02 décembre 2014
le monde de Markus Gabriel
"Nous connaissons en effet ce qui existe, soit une infinité de choses, de faits, de réalités, mais pas le prétendu monde qui les engloberait tous en une sorte de superstructure, contexte de tous les contextes. Car, non, un tel monde n'existe pas... « Le monde même n'apparaît pas dans le monde. En tout cas, je ne l'ai jamais vu, touché ou goûté », précise le jeune professeur allemand. « Je ne me limite pas à affirmer que le monde n'existe pas, je soutiens aussi que tout existe excepté le monde », synthétise Markus Gabriel, un un prodige allemand de 34 ans, est devenu, en 2009, le plus jeune titulaire d'une chaire de philosophie. De Bonn, où il vit et enseigne, le penseur né en 1980, qui a consacré sa thèse à l'idéaliste allemand Schelling, rayonne à travers les continents et les âges, organisant colloques, prodiguant cours ici ou là.
Ce globe-trotteur polyglotte est le porte-voix d'un courant philosophique très actuel, le « nouveau réalisme », qui rassemble une nouvelle génération avide de dépoussiérer les rayons de la vieille discipline, pour mieux penser la singularité de notre époque et même susciter une attitude neuve face au monde.
« On rencontre des elfes dans les contes de fées, mais pas à Hambourg ; il y a des armes de destruction massive aux Etats-Unis, mais – pour autant que je sache – pas au Luxembourg. La question n'est donc jamais simplement de savoir si quelque chose existe, mais de savoir où quelque chose existe », écrit-il dans Pourquoi le monde n'existe pas.
Les meilleurs ennemis du nouveau réalisme, ce sont dès lors toutes les théories totalisatrices qui présentent le monde comme un tout : d'un côté, le scientisme, qui prétend que la science délivre la vérité ultime, et à l'autre bout du spectre, le nihilisme, qui prétend que rien n'existe ou que rien n'importe. Markus Gabriel élit ainsi domicile entre le tout et le rien. « J'ai mis dix ans à clarifier ma position. J'ai d'abord pensé que la non-existence du monde signifiait que rien n'existait, puis j'ai réalisé que le monde et les choses, c'était différent. Désormais, je nie l'existence du monde mais je crois en la réalité des choses. »
22:17 Publié dans littérature | Lien permanent | Commentaires (3)
Commentaires
dur pour un matin ... tes textes se digèrent bcp mieux ! :)
Écrit par : Laura Millaud | 03 décembre 2014
Urgh, hard, c'est vrai. Je suis allé voir le site de Télérama et j'ai lu d'autres extraits de l'article qui lui est consacré et que j'ai presque compris. Je vous les livre :
« Je crois que la vie d'un philosophe doit prendre la forme d'une comédie, vu que la mort est une certitude. La comédie est bien plus libre que la tragédie. Il faut se réjouir chaque jour des possibilités de son temps », affirme l'auteur. Ambitieuse et conquérante, cette liberté lui donne aussi une forme de légèreté, voire d'impertinence. Immense succès outre-Rhin (cent mille exemplaires vendus), son livre mixe ainsi esprit de sérieux et sens de l'humour, démonstrations les plus logiques, étayées par un glossaire, des diagrammes, et références foisonnantes, débridées, à la culture populaire.

[Entrées d'éléments annotées]
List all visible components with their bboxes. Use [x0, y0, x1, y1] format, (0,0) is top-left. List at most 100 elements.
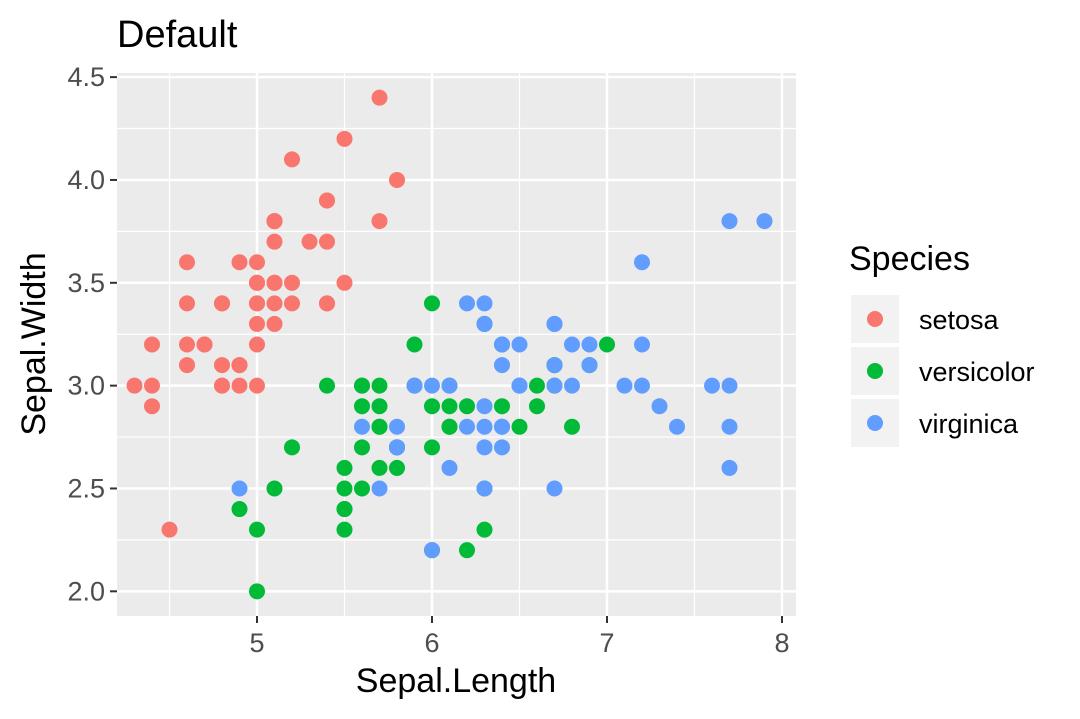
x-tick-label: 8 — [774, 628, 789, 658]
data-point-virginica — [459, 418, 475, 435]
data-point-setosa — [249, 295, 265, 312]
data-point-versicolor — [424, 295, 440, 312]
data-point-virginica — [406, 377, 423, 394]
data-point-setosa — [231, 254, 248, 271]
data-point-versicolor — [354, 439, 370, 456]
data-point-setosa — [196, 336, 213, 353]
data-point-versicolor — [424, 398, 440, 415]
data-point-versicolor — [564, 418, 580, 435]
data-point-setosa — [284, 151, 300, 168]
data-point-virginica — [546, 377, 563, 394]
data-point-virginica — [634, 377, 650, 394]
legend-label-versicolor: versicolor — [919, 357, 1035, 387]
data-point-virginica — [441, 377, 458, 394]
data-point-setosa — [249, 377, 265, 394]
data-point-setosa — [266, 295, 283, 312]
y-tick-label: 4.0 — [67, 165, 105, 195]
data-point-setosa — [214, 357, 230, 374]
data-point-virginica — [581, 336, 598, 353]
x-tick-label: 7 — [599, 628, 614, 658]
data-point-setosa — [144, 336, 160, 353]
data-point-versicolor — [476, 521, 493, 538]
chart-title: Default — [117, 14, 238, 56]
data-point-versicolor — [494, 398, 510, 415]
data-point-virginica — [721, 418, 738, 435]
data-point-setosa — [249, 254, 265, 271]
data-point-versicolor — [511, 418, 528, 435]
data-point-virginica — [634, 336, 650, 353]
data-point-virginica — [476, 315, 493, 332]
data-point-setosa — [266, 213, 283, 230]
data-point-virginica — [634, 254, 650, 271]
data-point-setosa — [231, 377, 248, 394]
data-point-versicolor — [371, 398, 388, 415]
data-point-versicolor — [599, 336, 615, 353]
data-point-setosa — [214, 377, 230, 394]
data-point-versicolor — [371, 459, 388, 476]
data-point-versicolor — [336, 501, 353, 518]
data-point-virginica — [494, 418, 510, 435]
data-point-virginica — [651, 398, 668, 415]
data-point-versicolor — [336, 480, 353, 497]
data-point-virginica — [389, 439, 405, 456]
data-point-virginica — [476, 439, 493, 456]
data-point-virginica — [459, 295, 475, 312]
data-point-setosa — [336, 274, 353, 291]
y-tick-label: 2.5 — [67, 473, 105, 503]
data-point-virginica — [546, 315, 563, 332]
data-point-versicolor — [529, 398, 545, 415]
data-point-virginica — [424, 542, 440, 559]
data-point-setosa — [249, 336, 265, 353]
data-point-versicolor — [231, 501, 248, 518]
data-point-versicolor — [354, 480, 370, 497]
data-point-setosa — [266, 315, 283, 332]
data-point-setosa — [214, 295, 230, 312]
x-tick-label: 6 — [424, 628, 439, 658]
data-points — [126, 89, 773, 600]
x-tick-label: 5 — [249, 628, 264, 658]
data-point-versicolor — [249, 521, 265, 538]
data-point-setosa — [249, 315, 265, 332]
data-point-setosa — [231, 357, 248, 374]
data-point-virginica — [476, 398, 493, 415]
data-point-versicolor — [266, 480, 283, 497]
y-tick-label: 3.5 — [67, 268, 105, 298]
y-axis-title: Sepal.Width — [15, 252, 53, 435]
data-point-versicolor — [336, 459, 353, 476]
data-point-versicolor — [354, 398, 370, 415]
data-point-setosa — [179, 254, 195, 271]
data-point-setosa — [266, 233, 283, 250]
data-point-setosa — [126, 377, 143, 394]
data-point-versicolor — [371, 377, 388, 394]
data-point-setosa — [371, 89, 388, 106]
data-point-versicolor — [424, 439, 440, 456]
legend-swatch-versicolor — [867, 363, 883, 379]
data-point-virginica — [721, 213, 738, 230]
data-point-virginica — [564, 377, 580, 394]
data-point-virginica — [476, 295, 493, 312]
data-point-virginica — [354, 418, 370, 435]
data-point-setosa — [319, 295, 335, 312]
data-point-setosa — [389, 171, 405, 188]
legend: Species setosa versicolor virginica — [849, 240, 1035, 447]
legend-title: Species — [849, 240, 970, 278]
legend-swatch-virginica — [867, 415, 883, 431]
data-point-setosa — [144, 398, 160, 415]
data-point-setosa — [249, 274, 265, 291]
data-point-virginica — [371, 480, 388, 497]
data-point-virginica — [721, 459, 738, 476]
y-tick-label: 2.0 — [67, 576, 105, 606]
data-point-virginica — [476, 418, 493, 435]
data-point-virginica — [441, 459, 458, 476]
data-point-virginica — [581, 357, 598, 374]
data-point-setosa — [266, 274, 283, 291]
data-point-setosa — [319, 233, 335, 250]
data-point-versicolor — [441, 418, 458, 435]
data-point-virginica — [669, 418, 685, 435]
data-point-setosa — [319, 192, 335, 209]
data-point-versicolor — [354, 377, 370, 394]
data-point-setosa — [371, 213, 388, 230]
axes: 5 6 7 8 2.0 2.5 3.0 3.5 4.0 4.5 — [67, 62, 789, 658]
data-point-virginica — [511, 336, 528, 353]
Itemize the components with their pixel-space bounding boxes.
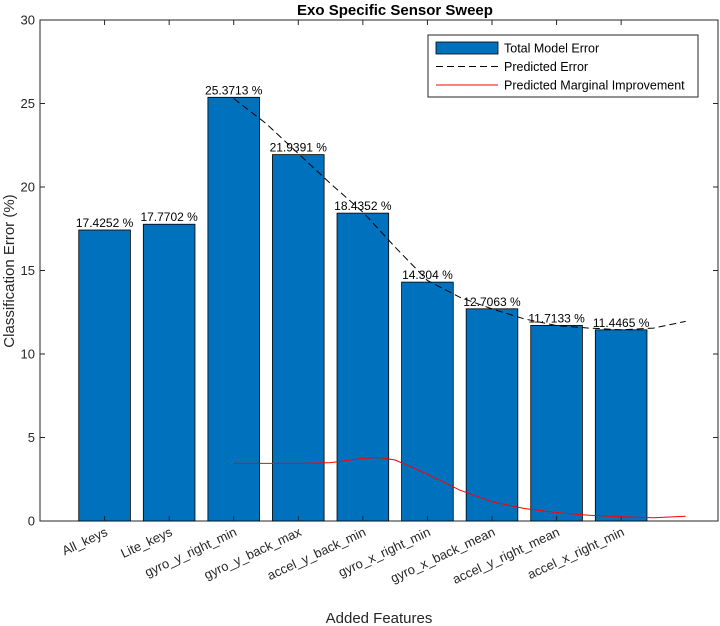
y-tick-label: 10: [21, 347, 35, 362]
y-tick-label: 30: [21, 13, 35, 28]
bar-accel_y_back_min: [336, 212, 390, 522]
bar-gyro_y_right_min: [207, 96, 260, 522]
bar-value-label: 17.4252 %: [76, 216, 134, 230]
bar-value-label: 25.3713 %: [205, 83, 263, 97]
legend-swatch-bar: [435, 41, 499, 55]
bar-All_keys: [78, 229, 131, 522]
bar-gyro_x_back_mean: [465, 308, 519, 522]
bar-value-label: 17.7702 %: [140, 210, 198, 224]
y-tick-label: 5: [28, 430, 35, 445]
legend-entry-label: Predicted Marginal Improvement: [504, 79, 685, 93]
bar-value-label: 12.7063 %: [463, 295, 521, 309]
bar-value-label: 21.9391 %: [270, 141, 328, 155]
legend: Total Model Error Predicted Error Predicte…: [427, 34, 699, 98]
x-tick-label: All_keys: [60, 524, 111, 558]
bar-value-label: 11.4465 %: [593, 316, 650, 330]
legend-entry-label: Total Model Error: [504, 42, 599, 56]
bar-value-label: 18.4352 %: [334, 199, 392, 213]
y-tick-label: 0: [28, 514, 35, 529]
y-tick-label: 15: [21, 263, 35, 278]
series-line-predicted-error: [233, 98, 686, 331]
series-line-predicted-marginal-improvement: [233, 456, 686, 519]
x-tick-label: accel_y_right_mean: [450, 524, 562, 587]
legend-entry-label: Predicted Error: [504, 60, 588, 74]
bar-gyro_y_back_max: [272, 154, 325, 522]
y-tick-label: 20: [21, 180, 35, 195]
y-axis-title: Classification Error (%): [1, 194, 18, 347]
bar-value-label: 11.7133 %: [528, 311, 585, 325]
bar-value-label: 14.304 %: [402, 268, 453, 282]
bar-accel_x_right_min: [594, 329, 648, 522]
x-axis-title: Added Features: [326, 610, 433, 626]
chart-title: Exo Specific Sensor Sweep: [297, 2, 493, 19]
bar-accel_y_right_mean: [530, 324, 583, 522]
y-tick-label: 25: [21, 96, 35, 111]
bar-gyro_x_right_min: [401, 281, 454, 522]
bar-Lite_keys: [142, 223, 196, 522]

*Complétez ce qui suit*:
1. D'après le billet sur Markus Gabriel, en quelle année est-il devenu le plus jeune titulaire d'une chaire de philosophie ?
2. Recopiez le passage du billet sur Markus Gabriel qui va de « Écrit par : Laura » jusqu'à « la culture populaire. » inclus.
3. Réécrivez sous forme de liste le paragraphe du billet sur Markus Gabriel qui commence par « Les meilleurs ennemis du nouveau réalisme », en gardant ses faits principaux.

*Les solutions*:
1. En 2009.

2.
Écrit par : Laura Millaud | 03 décembre 2014
Urgh, hard, c'est vrai. Je suis allé voir le site de Télérama et j'ai lu d'autres extraits de l'article qui lui est consacré et que j'ai presque compris. Je vous les livre :
« Je crois que la vie d'un philosophe doit prendre la forme d'une comédie, vu que la mort est une certitude. La comédie est bien plus libre que la tragédie. Il faut se réjouir chaque jour des possibilités de son temps », affirme l'auteur. Ambitieuse et conquérante, cette liberté lui donne aussi une forme de légèreté, voire d'impertinence. Immense succès outre-Rhin (cent mille exemplaires vendus), son livre mixe ainsi esprit de sérieux et sens de l'humour, démonstrations les plus logiques, étayées par un glossaire, des diagrammes, et références foisonnantes, débridées, à la culture populaire.

3.
- Les adversaires du nouveau réalisme sont les théories totalisatrices, qui présentent le monde comme un tout.
- D'un côté, le scientisme prétend que la science délivre la vérité ultime.
- De l'autre, le nihilisme prétend que rien n'existe ou que rien n'importe.
- Markus Gabriel se place entre le tout et le rien.
- Il a mis dix ans à clarifier sa position. Il a d'abord cru que la non-existence du monde signifiait que rien n'existait, puis il a distingué le monde et les choses.
- Désormais, il nie l'existence du monde mais croit en la réalité des choses.